▶ **SOURCE MATERIAL**:
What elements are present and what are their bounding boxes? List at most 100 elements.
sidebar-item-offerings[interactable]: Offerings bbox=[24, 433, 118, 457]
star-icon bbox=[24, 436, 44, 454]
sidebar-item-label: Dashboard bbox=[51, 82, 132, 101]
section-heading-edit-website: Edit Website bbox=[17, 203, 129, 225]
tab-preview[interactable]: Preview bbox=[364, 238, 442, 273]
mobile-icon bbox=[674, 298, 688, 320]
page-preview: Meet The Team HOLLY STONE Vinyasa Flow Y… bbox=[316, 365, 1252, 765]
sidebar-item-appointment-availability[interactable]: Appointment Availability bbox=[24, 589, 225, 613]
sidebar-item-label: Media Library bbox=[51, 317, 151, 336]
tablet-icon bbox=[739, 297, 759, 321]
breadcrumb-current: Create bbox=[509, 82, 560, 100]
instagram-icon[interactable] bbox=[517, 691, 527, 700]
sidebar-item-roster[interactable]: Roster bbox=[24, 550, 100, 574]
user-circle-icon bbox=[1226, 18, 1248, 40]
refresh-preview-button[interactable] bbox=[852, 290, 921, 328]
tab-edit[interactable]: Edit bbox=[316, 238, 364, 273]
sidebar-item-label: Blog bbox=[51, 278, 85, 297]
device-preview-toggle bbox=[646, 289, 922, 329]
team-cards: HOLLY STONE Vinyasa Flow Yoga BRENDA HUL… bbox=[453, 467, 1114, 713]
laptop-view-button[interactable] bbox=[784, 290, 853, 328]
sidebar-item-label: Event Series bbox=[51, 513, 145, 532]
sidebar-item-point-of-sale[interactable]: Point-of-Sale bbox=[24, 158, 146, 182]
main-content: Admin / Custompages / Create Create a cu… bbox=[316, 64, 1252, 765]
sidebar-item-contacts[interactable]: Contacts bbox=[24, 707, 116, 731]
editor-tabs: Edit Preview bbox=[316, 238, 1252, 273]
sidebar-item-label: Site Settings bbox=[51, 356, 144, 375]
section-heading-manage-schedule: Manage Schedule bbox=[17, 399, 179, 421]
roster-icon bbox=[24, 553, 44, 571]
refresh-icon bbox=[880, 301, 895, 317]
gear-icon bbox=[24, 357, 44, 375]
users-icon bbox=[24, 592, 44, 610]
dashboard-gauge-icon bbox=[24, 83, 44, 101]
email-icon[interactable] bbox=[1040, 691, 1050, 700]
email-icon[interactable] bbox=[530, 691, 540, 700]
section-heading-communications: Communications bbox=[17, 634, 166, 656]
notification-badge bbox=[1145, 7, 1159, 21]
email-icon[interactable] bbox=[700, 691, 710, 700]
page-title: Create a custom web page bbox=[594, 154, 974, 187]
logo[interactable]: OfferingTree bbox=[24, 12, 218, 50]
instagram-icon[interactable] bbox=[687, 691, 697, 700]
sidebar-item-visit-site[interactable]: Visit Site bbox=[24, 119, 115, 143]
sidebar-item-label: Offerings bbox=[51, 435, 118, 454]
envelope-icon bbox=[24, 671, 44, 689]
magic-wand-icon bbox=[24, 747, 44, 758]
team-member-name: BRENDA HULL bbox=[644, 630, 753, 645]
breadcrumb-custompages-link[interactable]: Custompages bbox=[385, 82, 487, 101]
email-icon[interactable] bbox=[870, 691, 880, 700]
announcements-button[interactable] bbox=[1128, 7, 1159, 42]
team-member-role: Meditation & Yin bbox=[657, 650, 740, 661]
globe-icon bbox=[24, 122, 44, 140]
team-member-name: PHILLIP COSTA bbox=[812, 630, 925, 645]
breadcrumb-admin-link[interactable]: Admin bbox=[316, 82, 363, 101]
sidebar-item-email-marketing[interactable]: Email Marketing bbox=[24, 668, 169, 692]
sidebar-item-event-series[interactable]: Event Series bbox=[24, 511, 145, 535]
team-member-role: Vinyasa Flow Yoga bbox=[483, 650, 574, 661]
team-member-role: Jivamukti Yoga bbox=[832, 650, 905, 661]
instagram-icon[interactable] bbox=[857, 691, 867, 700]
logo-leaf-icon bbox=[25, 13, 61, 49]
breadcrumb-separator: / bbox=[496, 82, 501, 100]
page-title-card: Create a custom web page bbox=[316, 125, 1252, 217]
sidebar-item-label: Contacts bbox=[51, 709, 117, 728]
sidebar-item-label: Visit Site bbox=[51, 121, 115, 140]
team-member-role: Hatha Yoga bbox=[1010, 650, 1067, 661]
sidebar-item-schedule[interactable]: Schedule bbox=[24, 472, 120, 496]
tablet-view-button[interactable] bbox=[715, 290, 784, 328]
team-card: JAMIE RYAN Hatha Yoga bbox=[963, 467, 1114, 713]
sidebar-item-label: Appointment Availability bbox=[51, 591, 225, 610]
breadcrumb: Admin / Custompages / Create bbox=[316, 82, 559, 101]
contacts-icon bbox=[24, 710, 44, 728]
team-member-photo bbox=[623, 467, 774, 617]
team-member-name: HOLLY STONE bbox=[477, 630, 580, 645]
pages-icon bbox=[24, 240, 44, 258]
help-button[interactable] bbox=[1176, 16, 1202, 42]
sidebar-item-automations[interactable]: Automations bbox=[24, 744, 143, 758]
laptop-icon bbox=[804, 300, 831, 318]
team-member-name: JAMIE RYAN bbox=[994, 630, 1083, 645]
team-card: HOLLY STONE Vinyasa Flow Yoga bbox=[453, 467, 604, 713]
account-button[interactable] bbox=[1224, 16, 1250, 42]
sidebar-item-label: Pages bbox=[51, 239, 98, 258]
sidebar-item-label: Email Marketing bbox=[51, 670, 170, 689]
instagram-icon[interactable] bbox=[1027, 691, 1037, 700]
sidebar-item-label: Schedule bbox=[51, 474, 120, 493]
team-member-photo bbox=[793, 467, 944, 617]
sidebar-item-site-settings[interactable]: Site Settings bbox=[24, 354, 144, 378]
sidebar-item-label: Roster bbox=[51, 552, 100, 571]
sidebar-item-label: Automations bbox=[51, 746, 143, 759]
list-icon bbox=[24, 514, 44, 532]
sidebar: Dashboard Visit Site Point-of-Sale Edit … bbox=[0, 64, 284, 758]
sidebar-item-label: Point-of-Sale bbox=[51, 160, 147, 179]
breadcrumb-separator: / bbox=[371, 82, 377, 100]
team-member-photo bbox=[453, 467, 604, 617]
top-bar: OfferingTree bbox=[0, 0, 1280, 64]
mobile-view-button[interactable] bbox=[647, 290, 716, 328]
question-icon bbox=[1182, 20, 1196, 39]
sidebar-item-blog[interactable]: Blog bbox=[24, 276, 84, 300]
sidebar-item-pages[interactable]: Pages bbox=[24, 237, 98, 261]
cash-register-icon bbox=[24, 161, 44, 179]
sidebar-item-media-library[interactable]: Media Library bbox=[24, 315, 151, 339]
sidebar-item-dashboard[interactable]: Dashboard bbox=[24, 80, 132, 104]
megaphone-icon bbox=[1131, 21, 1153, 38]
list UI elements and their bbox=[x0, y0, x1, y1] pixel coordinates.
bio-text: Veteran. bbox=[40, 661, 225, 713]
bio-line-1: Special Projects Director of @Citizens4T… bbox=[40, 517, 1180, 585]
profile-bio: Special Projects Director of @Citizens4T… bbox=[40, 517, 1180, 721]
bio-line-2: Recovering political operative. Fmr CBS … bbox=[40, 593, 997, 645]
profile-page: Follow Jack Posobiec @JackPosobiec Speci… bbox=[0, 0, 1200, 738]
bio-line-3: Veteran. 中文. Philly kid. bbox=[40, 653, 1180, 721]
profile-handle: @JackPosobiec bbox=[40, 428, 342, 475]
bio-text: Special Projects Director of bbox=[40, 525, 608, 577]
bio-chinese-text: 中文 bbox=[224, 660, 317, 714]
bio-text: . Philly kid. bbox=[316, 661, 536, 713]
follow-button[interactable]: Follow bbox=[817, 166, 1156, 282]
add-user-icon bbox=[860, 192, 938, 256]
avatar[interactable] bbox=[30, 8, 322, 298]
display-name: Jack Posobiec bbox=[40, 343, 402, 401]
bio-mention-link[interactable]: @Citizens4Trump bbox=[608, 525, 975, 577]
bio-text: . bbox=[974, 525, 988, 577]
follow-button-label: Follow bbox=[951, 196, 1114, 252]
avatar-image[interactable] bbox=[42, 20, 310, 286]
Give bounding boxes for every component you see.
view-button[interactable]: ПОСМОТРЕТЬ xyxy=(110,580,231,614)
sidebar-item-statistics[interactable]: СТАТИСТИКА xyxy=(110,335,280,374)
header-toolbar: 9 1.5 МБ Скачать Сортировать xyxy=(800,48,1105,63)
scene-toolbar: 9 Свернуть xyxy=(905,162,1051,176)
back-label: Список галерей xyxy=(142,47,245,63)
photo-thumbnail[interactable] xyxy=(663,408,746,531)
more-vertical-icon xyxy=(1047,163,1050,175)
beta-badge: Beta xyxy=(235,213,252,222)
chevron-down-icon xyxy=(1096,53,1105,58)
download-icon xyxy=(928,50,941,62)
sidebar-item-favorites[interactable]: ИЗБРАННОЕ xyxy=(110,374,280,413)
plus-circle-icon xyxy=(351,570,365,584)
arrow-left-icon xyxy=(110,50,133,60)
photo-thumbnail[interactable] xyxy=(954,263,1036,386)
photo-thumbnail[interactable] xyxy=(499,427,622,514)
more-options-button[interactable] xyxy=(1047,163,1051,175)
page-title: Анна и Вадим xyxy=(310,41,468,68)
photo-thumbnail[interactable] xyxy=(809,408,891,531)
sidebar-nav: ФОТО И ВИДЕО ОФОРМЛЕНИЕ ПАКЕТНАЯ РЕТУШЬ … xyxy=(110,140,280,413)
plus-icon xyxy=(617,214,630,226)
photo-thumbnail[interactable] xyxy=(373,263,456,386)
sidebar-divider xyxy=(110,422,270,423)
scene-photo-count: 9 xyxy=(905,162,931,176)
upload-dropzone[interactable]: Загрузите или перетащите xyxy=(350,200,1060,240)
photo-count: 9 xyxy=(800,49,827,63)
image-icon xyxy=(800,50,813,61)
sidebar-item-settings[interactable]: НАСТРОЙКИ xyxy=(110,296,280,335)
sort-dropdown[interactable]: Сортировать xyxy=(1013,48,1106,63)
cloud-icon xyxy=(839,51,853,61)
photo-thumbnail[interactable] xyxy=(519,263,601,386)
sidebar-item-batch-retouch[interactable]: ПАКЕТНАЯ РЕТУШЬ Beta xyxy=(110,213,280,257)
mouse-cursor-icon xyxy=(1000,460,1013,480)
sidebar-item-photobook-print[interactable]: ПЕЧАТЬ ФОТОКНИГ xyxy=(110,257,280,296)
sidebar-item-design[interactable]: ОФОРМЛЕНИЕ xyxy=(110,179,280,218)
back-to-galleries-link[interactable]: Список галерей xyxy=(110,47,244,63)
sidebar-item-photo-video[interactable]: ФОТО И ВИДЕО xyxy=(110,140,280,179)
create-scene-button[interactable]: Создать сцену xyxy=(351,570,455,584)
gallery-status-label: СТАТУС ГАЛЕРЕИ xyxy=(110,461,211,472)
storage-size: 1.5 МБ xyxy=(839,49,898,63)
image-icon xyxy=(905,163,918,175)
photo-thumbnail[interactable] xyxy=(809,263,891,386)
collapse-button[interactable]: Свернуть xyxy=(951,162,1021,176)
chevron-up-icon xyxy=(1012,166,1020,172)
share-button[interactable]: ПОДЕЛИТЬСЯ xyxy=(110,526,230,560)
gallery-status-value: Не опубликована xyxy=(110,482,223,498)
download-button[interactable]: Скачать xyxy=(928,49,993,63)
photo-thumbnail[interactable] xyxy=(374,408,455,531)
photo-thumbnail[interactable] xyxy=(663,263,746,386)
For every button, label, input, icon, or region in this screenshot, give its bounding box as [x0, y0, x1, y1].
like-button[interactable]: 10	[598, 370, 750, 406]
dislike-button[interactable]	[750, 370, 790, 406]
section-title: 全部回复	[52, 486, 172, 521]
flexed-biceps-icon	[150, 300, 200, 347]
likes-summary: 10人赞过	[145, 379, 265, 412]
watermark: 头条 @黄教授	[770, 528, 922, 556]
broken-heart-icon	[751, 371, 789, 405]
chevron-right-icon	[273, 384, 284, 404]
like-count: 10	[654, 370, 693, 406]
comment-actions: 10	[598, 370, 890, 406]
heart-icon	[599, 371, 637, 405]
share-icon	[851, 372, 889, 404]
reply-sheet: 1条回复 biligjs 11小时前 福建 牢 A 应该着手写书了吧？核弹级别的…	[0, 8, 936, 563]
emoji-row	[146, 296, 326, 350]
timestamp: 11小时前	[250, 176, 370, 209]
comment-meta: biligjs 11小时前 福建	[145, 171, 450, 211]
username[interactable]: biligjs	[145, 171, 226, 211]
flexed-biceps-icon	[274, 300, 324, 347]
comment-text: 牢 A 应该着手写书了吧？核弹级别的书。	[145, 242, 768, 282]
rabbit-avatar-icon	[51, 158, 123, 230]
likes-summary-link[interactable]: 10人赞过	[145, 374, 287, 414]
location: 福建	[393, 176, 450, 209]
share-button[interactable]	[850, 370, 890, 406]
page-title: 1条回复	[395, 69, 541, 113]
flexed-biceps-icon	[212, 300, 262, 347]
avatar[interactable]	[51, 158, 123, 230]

▶ **EXERCISE PROMPT**:
Quote the listing word for word, from its first line through the line that contains "tab-preview[interactable]: Preview bbox=[364, 238, 442, 273]", including both of those lines.

▶ **TASK ANSWER**:
What elements are present and what are their bounding boxes? List at most 100 elements.
sidebar-item-offerings[interactable]: Offerings bbox=[24, 433, 118, 457]
star-icon bbox=[24, 436, 44, 454]
sidebar-item-label: Dashboard bbox=[51, 82, 132, 101]
section-heading-edit-website: Edit Website bbox=[17, 203, 129, 225]
tab-preview[interactable]: Preview bbox=[364, 238, 442, 273]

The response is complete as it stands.